→ **What to produce**:
Pick out each line in these entries that contains the string "bias".

─── Material provided ───

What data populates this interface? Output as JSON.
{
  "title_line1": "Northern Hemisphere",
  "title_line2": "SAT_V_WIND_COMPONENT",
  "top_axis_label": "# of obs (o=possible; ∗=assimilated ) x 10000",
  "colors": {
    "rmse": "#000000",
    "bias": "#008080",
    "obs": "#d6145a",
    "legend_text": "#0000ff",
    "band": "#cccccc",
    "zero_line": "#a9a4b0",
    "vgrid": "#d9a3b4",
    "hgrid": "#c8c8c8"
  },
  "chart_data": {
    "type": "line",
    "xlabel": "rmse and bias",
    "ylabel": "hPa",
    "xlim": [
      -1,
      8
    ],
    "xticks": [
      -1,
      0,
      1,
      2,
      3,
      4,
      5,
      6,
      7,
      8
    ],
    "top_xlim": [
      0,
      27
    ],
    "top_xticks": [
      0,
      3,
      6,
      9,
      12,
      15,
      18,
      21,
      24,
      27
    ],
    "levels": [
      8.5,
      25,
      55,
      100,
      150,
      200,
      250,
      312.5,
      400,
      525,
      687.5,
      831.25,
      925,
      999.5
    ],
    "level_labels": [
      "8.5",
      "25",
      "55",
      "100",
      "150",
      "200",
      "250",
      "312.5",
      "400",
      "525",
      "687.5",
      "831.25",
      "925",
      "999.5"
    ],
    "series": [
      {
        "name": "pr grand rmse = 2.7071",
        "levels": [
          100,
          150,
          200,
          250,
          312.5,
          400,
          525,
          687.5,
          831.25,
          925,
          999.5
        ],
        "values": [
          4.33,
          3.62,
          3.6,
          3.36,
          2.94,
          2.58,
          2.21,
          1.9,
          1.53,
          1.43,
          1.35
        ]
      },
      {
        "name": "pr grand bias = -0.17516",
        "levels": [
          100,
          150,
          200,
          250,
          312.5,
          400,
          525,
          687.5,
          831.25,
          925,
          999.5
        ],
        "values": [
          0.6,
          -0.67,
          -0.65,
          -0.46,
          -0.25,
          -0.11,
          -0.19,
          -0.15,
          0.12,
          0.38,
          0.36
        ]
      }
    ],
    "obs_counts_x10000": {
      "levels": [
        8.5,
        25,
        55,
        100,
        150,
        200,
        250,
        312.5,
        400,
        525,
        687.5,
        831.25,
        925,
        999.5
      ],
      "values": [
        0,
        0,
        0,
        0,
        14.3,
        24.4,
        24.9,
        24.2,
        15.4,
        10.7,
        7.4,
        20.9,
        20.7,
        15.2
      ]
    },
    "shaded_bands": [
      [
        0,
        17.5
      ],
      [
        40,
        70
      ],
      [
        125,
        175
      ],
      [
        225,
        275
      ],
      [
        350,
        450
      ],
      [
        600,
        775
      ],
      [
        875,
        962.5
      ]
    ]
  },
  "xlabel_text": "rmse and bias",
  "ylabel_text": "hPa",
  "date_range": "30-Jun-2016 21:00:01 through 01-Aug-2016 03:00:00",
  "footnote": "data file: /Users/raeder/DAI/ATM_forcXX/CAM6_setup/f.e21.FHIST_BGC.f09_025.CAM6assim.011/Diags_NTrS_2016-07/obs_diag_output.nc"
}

───

→ **Response to the task**:
    "bias": "#008080",
    "xlabel": "rmse and bias",
        "name": "pr grand bias = -0.17516",
  "xlabel_text": "rmse and bias",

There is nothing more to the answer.